TEXT FOR ANALYSIS
******************************

Antioxidants upregulate NQO1 via NRF2-mediated pathway
NRF2-mediated regulation of NQO1 has been suggested previously (24,27,30,31). We examined whether antioxidants BHA and Vit C upregulate NQO1 expression in rat mammary tissue in NRF2-dependent fashion. We quantified NRF2 protein expression by western blot analyses in E2-treated female ACI rat mammary tissue and mammary tumors as well as BHA and Vit C-treated mammary in the presence or absence of E2. NRF2 protein expression was significantly decreased in mammary tissue and mammary tumors of rats treated with E2 for 240 days (Figure 4A). While Vit C or BHA treatment significantly increased NRF2 protein expression (Figure 4A), a simultaneous decrease in NQO1 protein expression in E2-treated mammary tissue and mammary tumors and increase in NQO1 protein in Vit C- and BHA-treated mammary tissues suggested that NRF2-mediated regulation of NQO1 may be involved (Figure 4A). Decreased NQO1 protein expression after silencing NRF2 in MCF-10A cells was demonstrated (Figure 4B). To further confirm whether inhibition of NQO1 after E2 treatment and upregulation of NQO1 after antioxidant treatment is through differential binding of NRF2 to NQO1 promoter ARE, we carried out ChIP assay using MCF-10A cells. Following ChIP using anti-NRF2 antibody, DNA was recovered and subjected to real-time PCR analysis using PCR primers flanking the ARE of the human NQO1 gene promoter. Figure 4C shows that E2 inhibited the binding of NRF2 to the NQO1 gene promoter as shown by increase in Ct values, while antioxidants Vit C and BHA reversed E2-mediated inhibition by enhancing NRF2 binding to the NQO1 promoter relative to E2 alone as shown by decrease in Ct values compared to E2 treatment.
Fig. 4.

******************************

Data entries

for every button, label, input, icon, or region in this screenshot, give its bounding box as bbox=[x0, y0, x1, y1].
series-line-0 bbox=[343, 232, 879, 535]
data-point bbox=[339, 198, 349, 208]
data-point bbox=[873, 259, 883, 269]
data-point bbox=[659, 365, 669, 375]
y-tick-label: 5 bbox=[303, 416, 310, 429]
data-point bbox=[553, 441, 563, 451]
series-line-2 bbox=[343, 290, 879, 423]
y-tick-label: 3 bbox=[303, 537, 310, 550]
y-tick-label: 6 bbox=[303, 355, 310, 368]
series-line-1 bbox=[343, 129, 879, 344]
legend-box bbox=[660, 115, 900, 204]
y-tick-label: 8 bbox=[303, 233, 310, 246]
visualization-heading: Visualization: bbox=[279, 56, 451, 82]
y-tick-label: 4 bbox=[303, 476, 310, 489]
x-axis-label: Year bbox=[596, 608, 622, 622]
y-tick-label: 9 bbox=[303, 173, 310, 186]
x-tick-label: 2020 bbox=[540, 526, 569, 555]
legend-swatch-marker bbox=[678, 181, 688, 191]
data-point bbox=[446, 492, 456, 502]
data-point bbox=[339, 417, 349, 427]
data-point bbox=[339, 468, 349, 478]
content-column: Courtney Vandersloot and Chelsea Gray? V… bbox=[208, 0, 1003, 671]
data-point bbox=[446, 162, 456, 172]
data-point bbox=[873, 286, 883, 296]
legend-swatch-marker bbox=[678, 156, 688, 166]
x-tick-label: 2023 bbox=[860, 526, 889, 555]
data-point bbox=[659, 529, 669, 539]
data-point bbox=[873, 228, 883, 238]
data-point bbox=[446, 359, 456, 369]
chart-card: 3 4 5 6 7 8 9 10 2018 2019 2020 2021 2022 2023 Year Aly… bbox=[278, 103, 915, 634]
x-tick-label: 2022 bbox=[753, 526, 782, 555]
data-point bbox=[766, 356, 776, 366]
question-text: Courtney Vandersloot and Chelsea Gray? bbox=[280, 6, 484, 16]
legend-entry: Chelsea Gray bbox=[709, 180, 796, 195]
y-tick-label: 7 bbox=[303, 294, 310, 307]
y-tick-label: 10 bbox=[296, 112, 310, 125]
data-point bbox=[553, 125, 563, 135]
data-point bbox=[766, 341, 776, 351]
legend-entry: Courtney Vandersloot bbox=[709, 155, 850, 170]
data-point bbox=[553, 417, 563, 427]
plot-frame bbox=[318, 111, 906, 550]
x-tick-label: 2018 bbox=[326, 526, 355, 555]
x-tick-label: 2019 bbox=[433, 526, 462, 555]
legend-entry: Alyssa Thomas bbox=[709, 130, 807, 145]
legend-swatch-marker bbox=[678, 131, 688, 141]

******************************

EXERCISE AIM
Please reproduce the whole passage on antioxidants upregulating NQO1 through NRF2, word for word.

RESPONSE FOR THIS EXERCISE
Antioxidants upregulate NQO1 via NRF2-mediated pathway
NRF2-mediated regulation of NQO1 has been suggested previously (24,27,30,31). We examined whether antioxidants BHA and Vit C upregulate NQO1 expression in rat mammary tissue in NRF2-dependent fashion. We quantified NRF2 protein expression by western blot analyses in E2-treated female ACI rat mammary tissue and mammary tumors as well as BHA and Vit C-treated mammary in the presence or absence of E2. NRF2 protein expression was significantly decreased in mammary tissue and mammary tumors of rats treated with E2 for 240 days (Figure 4A). While Vit C or BHA treatment significantly increased NRF2 protein expression (Figure 4A), a simultaneous decrease in NQO1 protein expression in E2-treated mammary tissue and mammary tumors and increase in NQO1 protein in Vit C- and BHA-treated mammary tissues suggested that NRF2-mediated regulation of NQO1 may be involved (Figure 4A). Decreased NQO1 protein expression after silencing NRF2 in MCF-10A cells was demonstrated (Figure 4B). To further confirm whether inhibition of NQO1 after E2 treatment and upregulation of NQO1 after antioxidant treatment is through differential binding of NRF2 to NQO1 promoter ARE, we carried out ChIP assay using MCF-10A cells. Following ChIP using anti-NRF2 antibody, DNA was recovered and subjected to real-time PCR analysis using PCR primers flanking the ARE of the human NQO1 gene promoter. Figure 4C shows that E2 inhibited the binding of NRF2 to the NQO1 gene promoter as shown by increase in Ct values, while antioxidants Vit C and BHA reversed E2-mediated inhibition by enhancing NRF2 binding to the NQO1 promoter relative to E2 alone as shown by decrease in Ct values compared to E2 treatment.
Fig. 4.